(Stored entries)

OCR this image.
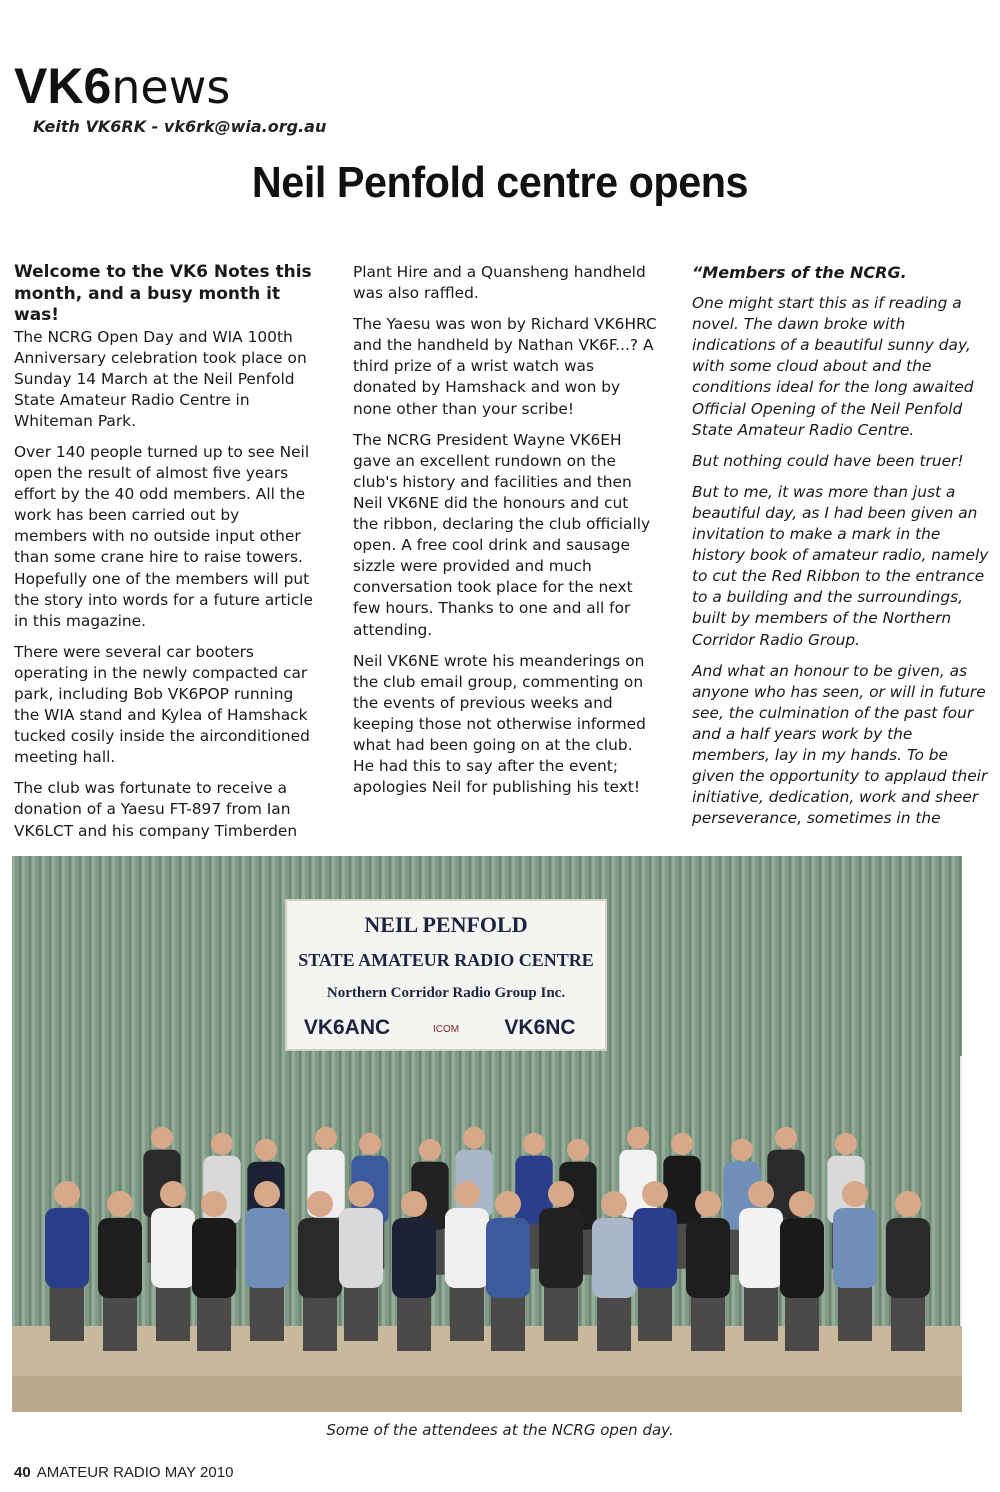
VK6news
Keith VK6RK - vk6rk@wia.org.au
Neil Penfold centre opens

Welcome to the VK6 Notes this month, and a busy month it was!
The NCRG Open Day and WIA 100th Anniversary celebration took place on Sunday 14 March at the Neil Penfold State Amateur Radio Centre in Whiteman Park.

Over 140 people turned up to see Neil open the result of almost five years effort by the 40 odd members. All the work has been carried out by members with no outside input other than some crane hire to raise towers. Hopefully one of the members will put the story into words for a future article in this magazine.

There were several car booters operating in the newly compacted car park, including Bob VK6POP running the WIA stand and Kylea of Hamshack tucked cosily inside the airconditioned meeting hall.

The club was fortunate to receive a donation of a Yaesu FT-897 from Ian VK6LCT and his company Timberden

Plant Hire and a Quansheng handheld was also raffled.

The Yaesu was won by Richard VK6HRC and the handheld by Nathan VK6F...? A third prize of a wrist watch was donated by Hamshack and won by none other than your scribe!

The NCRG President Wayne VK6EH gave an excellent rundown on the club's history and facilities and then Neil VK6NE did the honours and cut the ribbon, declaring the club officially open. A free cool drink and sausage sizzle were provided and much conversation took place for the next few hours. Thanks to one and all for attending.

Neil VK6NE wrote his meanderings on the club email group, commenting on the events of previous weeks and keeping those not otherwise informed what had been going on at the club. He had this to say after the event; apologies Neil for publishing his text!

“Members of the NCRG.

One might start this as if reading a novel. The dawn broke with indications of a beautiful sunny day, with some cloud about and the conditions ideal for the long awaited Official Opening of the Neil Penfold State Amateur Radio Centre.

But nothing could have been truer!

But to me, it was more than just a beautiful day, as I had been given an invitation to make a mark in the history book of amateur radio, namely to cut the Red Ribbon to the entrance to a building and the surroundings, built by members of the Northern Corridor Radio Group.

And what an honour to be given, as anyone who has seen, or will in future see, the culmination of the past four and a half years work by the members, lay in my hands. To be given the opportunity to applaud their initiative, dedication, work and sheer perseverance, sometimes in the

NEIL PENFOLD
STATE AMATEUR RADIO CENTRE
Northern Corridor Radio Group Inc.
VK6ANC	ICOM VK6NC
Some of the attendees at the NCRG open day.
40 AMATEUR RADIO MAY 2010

Directive → Look through the entries and find each line that has the string "place". Copy those lines.

Exercise response →
The NCRG Open Day and WIA 100th Anniversary celebration took place on Sunday 14 March at the Neil Penfold State Amateur Radio Centre in Whiteman Park.
The NCRG President Wayne VK6EH gave an excellent rundown on the club's history and facilities and then Neil VK6NE did the honours and cut the ribbon, declaring the club officially open. A free cool drink and sausage sizzle were provided and much conversation took place for the next few hours. Thanks to one and all for attending.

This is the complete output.